Dataset rows:

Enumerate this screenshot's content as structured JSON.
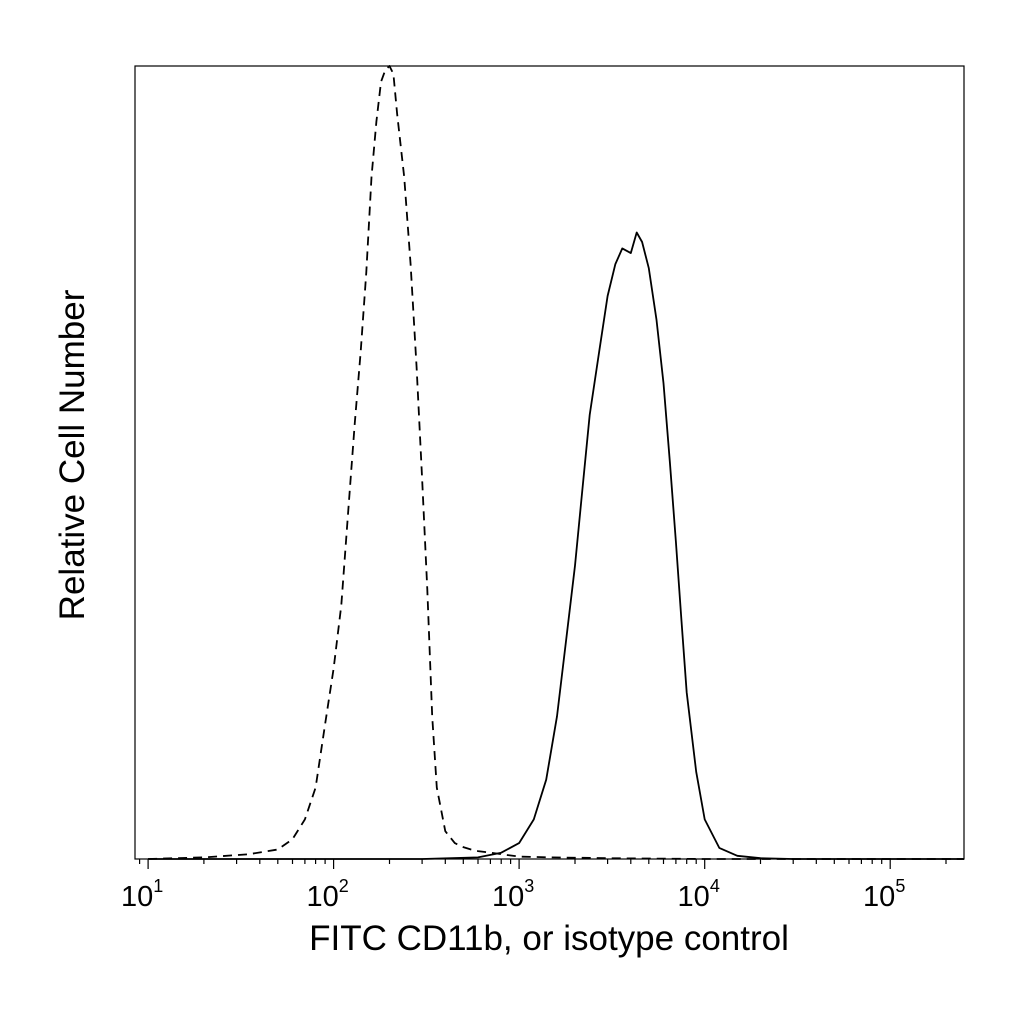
{
  "chart_data": {
    "type": "line",
    "title": "",
    "xlabel": "FITC CD11b, or isotype control",
    "ylabel": "Relative Cell Number",
    "x_scale": "log",
    "xlim": [
      8.5,
      250000
    ],
    "ylim": [
      0,
      1
    ],
    "grid": false,
    "legend": "none",
    "x_ticks": [
      {
        "base": "10",
        "exp": "1",
        "value": 10
      },
      {
        "base": "10",
        "exp": "2",
        "value": 100
      },
      {
        "base": "10",
        "exp": "3",
        "value": 1000
      },
      {
        "base": "10",
        "exp": "4",
        "value": 10000
      },
      {
        "base": "10",
        "exp": "5",
        "value": 100000
      }
    ],
    "series": [
      {
        "style": "dashed",
        "color": "#000000",
        "points": [
          [
            10,
            0.0
          ],
          [
            20,
            0.002
          ],
          [
            35,
            0.006
          ],
          [
            50,
            0.012
          ],
          [
            60,
            0.025
          ],
          [
            70,
            0.05
          ],
          [
            80,
            0.09
          ],
          [
            90,
            0.17
          ],
          [
            100,
            0.24
          ],
          [
            110,
            0.32
          ],
          [
            120,
            0.44
          ],
          [
            130,
            0.55
          ],
          [
            140,
            0.64
          ],
          [
            150,
            0.74
          ],
          [
            160,
            0.86
          ],
          [
            170,
            0.93
          ],
          [
            180,
            0.98
          ],
          [
            190,
            0.995
          ],
          [
            200,
            1.0
          ],
          [
            210,
            0.99
          ],
          [
            220,
            0.94
          ],
          [
            240,
            0.86
          ],
          [
            260,
            0.75
          ],
          [
            280,
            0.62
          ],
          [
            300,
            0.48
          ],
          [
            320,
            0.34
          ],
          [
            340,
            0.18
          ],
          [
            360,
            0.09
          ],
          [
            400,
            0.035
          ],
          [
            450,
            0.02
          ],
          [
            500,
            0.015
          ],
          [
            550,
            0.012
          ],
          [
            600,
            0.01
          ],
          [
            700,
            0.008
          ],
          [
            800,
            0.006
          ],
          [
            1000,
            0.003
          ],
          [
            1500,
            0.002
          ],
          [
            3000,
            0.001
          ],
          [
            10000,
            0.0
          ],
          [
            100000,
            0.0
          ],
          [
            250000,
            0.0
          ]
        ]
      },
      {
        "style": "solid",
        "color": "#000000",
        "points": [
          [
            10,
            0.0
          ],
          [
            300,
            0.0
          ],
          [
            600,
            0.002
          ],
          [
            800,
            0.008
          ],
          [
            1000,
            0.02
          ],
          [
            1200,
            0.05
          ],
          [
            1400,
            0.1
          ],
          [
            1600,
            0.18
          ],
          [
            1800,
            0.28
          ],
          [
            2000,
            0.37
          ],
          [
            2200,
            0.47
          ],
          [
            2400,
            0.56
          ],
          [
            2700,
            0.64
          ],
          [
            3000,
            0.71
          ],
          [
            3300,
            0.75
          ],
          [
            3600,
            0.77
          ],
          [
            4000,
            0.764
          ],
          [
            4300,
            0.79
          ],
          [
            4600,
            0.778
          ],
          [
            5000,
            0.745
          ],
          [
            5500,
            0.68
          ],
          [
            6000,
            0.6
          ],
          [
            6500,
            0.5
          ],
          [
            7000,
            0.4
          ],
          [
            7500,
            0.3
          ],
          [
            8000,
            0.21
          ],
          [
            9000,
            0.11
          ],
          [
            10000,
            0.05
          ],
          [
            12000,
            0.014
          ],
          [
            15000,
            0.004
          ],
          [
            20000,
            0.001
          ],
          [
            30000,
            0.0
          ],
          [
            100000,
            0.0
          ],
          [
            250000,
            0.0
          ]
        ]
      }
    ]
  }
}
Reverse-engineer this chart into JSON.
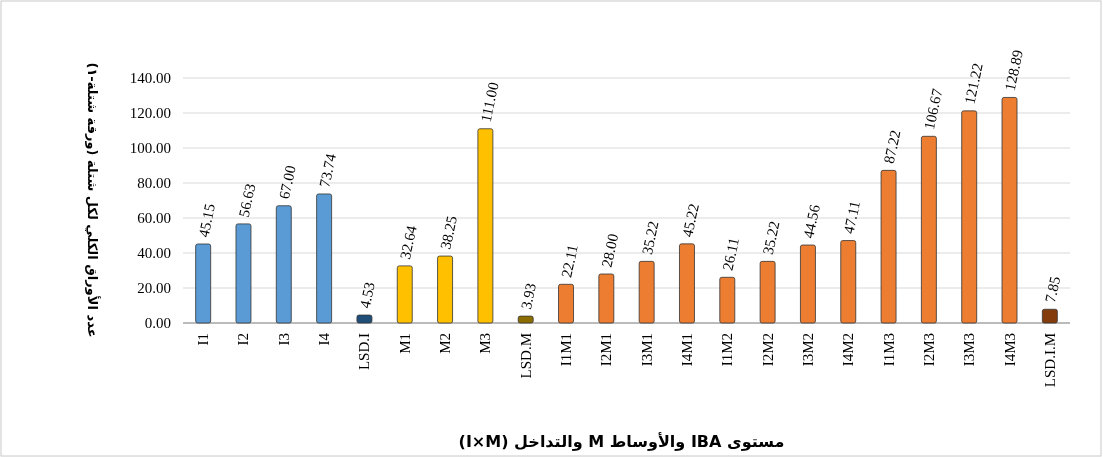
{
  "chart_data": {
    "type": "bar",
    "xlabel": "مستوى IBA والأوساط M والتداخل (I×M)",
    "ylabel": "عدد الأوراق الكلي لكل شتلة (ورقة شتلة-١)",
    "categories": [
      "I1",
      "I2",
      "I3",
      "I4",
      "LSD.I",
      "M1",
      "M2",
      "M3",
      "LSD.M",
      "I1M1",
      "I2M1",
      "I3M1",
      "I4M1",
      "I1M2",
      "I2M2",
      "I3M2",
      "I4M2",
      "I1M3",
      "I2M3",
      "I3M3",
      "I4M3",
      "LSD.I.M"
    ],
    "values": [
      45.15,
      56.63,
      67.0,
      73.74,
      4.53,
      32.64,
      38.25,
      111.0,
      3.93,
      22.11,
      28.0,
      35.22,
      45.22,
      26.11,
      35.22,
      44.56,
      47.11,
      87.22,
      106.67,
      121.22,
      128.89,
      7.85
    ],
    "value_labels": [
      "45.15",
      "56.63",
      "67.00",
      "73.74",
      "4.53",
      "32.64",
      "38.25",
      "111.00",
      "3.93",
      "22.11",
      "28.00",
      "35.22",
      "45.22",
      "26.11",
      "35.22",
      "44.56",
      "47.11",
      "87.22",
      "106.67",
      "121.22",
      "128.89",
      "7.85"
    ],
    "colors": [
      "#5b9bd5",
      "#5b9bd5",
      "#5b9bd5",
      "#5b9bd5",
      "#1f4e79",
      "#ffc000",
      "#ffc000",
      "#ffc000",
      "#8c6d00",
      "#ed7d31",
      "#ed7d31",
      "#ed7d31",
      "#ed7d31",
      "#ed7d31",
      "#ed7d31",
      "#ed7d31",
      "#ed7d31",
      "#ed7d31",
      "#ed7d31",
      "#ed7d31",
      "#ed7d31",
      "#843c0c"
    ],
    "ylim": [
      0,
      140
    ],
    "yticks": [
      {
        "value": 0,
        "label": "0.00"
      },
      {
        "value": 20,
        "label": "20.00"
      },
      {
        "value": 40,
        "label": "40.00"
      },
      {
        "value": 60,
        "label": "60.00"
      },
      {
        "value": 80,
        "label": "80.00"
      },
      {
        "value": 100,
        "label": "100.00"
      },
      {
        "value": 120,
        "label": "120.00"
      },
      {
        "value": 140,
        "label": "140.00"
      }
    ],
    "grid": "y"
  }
}
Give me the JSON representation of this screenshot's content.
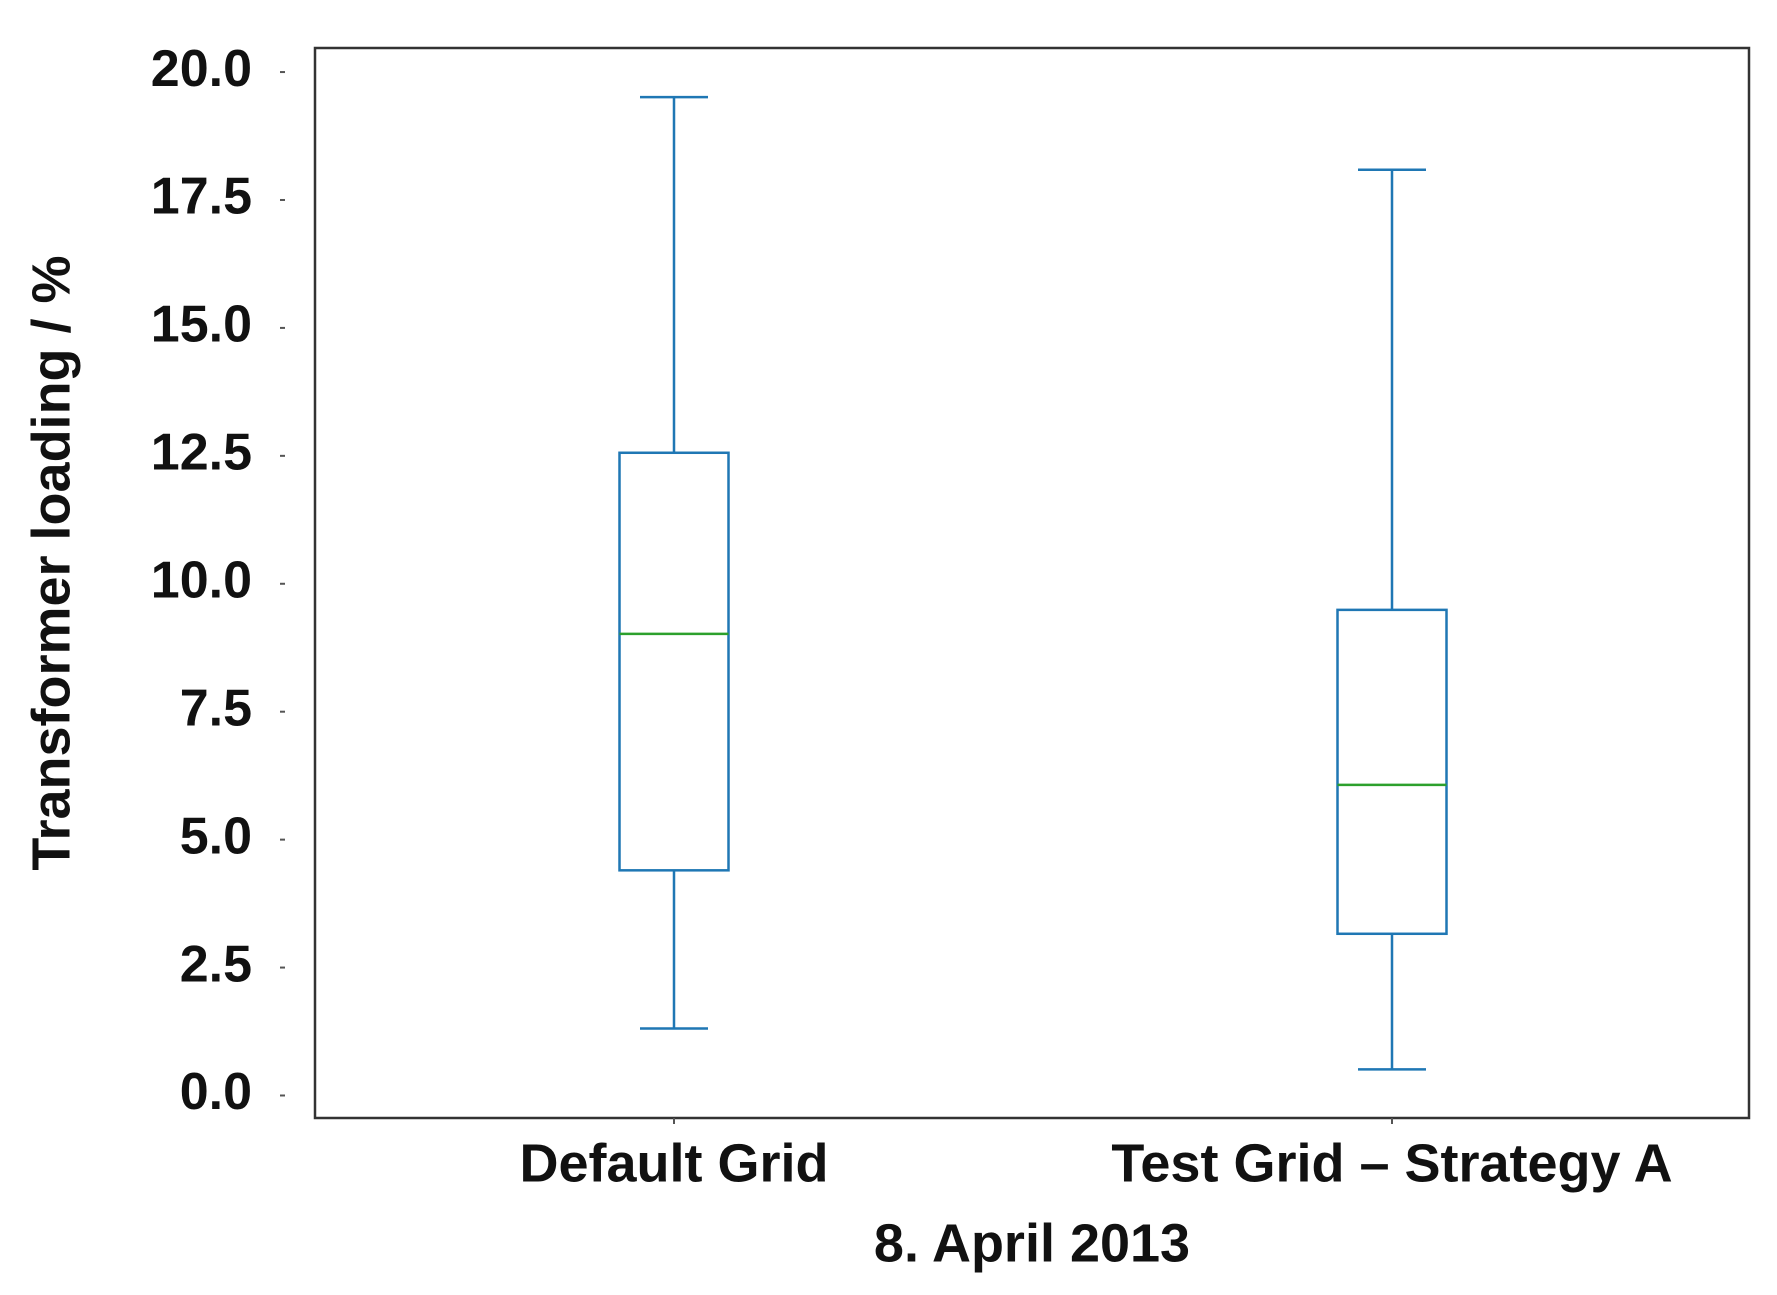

Work to do:
Output, exactly, all the records above; include no pictures.

Response to the exercise:
Enumerate this screenshot's content as structured JSON.
{
  "chart_data": {
    "type": "line",
    "title": "",
    "xlabel": "FITC CD11b, or isotype control",
    "ylabel": "Relative Cell Number",
    "x_scale": "log",
    "xlim": [
      8.5,
      250000
    ],
    "ylim": [
      0,
      1
    ],
    "grid": false,
    "legend": "none",
    "x_ticks": [
      {
        "base": "10",
        "exp": "1",
        "value": 10
      },
      {
        "base": "10",
        "exp": "2",
        "value": 100
      },
      {
        "base": "10",
        "exp": "3",
        "value": 1000
      },
      {
        "base": "10",
        "exp": "4",
        "value": 10000
      },
      {
        "base": "10",
        "exp": "5",
        "value": 100000
      }
    ],
    "series": [
      {
        "style": "dashed",
        "color": "#000000",
        "points": [
          [
            10,
            0.0
          ],
          [
            20,
            0.002
          ],
          [
            35,
            0.006
          ],
          [
            50,
            0.012
          ],
          [
            60,
            0.025
          ],
          [
            70,
            0.05
          ],
          [
            80,
            0.09
          ],
          [
            90,
            0.17
          ],
          [
            100,
            0.24
          ],
          [
            110,
            0.32
          ],
          [
            120,
            0.44
          ],
          [
            130,
            0.55
          ],
          [
            140,
            0.64
          ],
          [
            150,
            0.74
          ],
          [
            160,
            0.86
          ],
          [
            170,
            0.93
          ],
          [
            180,
            0.98
          ],
          [
            190,
            0.995
          ],
          [
            200,
            1.0
          ],
          [
            210,
            0.99
          ],
          [
            220,
            0.94
          ],
          [
            240,
            0.86
          ],
          [
            260,
            0.75
          ],
          [
            280,
            0.62
          ],
          [
            300,
            0.48
          ],
          [
            320,
            0.34
          ],
          [
            340,
            0.18
          ],
          [
            360,
            0.09
          ],
          [
            400,
            0.035
          ],
          [
            450,
            0.02
          ],
          [
            500,
            0.015
          ],
          [
            550,
            0.012
          ],
          [
            600,
            0.01
          ],
          [
            700,
            0.008
          ],
          [
            800,
            0.006
          ],
          [
            1000,
            0.003
          ],
          [
            1500,
            0.002
          ],
          [
            3000,
            0.001
          ],
          [
            10000,
            0.0
          ],
          [
            100000,
            0.0
          ],
          [
            250000,
            0.0
          ]
        ]
      },
      {
        "style": "solid",
        "color": "#000000",
        "points": [
          [
            10,
            0.0
          ],
          [
            300,
            0.0
          ],
          [
            600,
            0.002
          ],
          [
            800,
            0.008
          ],
          [
            1000,
            0.02
          ],
          [
            1200,
            0.05
          ],
          [
            1400,
            0.1
          ],
          [
            1600,
            0.18
          ],
          [
            1800,
            0.28
          ],
          [
            2000,
            0.37
          ],
          [
            2200,
            0.47
          ],
          [
            2400,
            0.56
          ],
          [
            2700,
            0.64
          ],
          [
            3000,
            0.71
          ],
          [
            3300,
            0.75
          ],
          [
            3600,
            0.77
          ],
          [
            4000,
            0.764
          ],
          [
            4300,
            0.79
          ],
          [
            4600,
            0.778
          ],
          [
            5000,
            0.745
          ],
          [
            5500,
            0.68
          ],
          [
            6000,
            0.6
          ],
          [
            6500,
            0.5
          ],
          [
            7000,
            0.4
          ],
          [
            7500,
            0.3
          ],
          [
            8000,
            0.21
          ],
          [
            9000,
            0.11
          ],
          [
            10000,
            0.05
          ],
          [
            12000,
            0.014
          ],
          [
            15000,
            0.004
          ],
          [
            20000,
            0.001
          ],
          [
            30000,
            0.0
          ],
          [
            100000,
            0.0
          ],
          [
            250000,
            0.0
          ]
        ]
      }
    ]
  }
}
Reverse-engineer this chart into JSON.
{
  "chart_data": {
    "type": "bar",
    "xlabel": "مستوى IBA والأوساط M والتداخل (I×M)",
    "ylabel": "عدد الأوراق الكلي لكل شتلة (ورقة شتلة-١)",
    "categories": [
      "I1",
      "I2",
      "I3",
      "I4",
      "LSD.I",
      "M1",
      "M2",
      "M3",
      "LSD.M",
      "I1M1",
      "I2M1",
      "I3M1",
      "I4M1",
      "I1M2",
      "I2M2",
      "I3M2",
      "I4M2",
      "I1M3",
      "I2M3",
      "I3M3",
      "I4M3",
      "LSD.I.M"
    ],
    "values": [
      45.15,
      56.63,
      67.0,
      73.74,
      4.53,
      32.64,
      38.25,
      111.0,
      3.93,
      22.11,
      28.0,
      35.22,
      45.22,
      26.11,
      35.22,
      44.56,
      47.11,
      87.22,
      106.67,
      121.22,
      128.89,
      7.85
    ],
    "value_labels": [
      "45.15",
      "56.63",
      "67.00",
      "73.74",
      "4.53",
      "32.64",
      "38.25",
      "111.00",
      "3.93",
      "22.11",
      "28.00",
      "35.22",
      "45.22",
      "26.11",
      "35.22",
      "44.56",
      "47.11",
      "87.22",
      "106.67",
      "121.22",
      "128.89",
      "7.85"
    ],
    "colors": [
      "#5b9bd5",
      "#5b9bd5",
      "#5b9bd5",
      "#5b9bd5",
      "#1f4e79",
      "#ffc000",
      "#ffc000",
      "#ffc000",
      "#8c6d00",
      "#ed7d31",
      "#ed7d31",
      "#ed7d31",
      "#ed7d31",
      "#ed7d31",
      "#ed7d31",
      "#ed7d31",
      "#ed7d31",
      "#ed7d31",
      "#ed7d31",
      "#ed7d31",
      "#ed7d31",
      "#843c0c"
    ],
    "ylim": [
      0,
      140
    ],
    "yticks": [
      {
        "value": 0,
        "label": "0.00"
      },
      {
        "value": 20,
        "label": "20.00"
      },
      {
        "value": 40,
        "label": "40.00"
      },
      {
        "value": 60,
        "label": "60.00"
      },
      {
        "value": 80,
        "label": "80.00"
      },
      {
        "value": 100,
        "label": "100.00"
      },
      {
        "value": 120,
        "label": "120.00"
      },
      {
        "value": 140,
        "label": "140.00"
      }
    ],
    "grid": "y"
  }
}
Give me the JSON representation of this screenshot's content.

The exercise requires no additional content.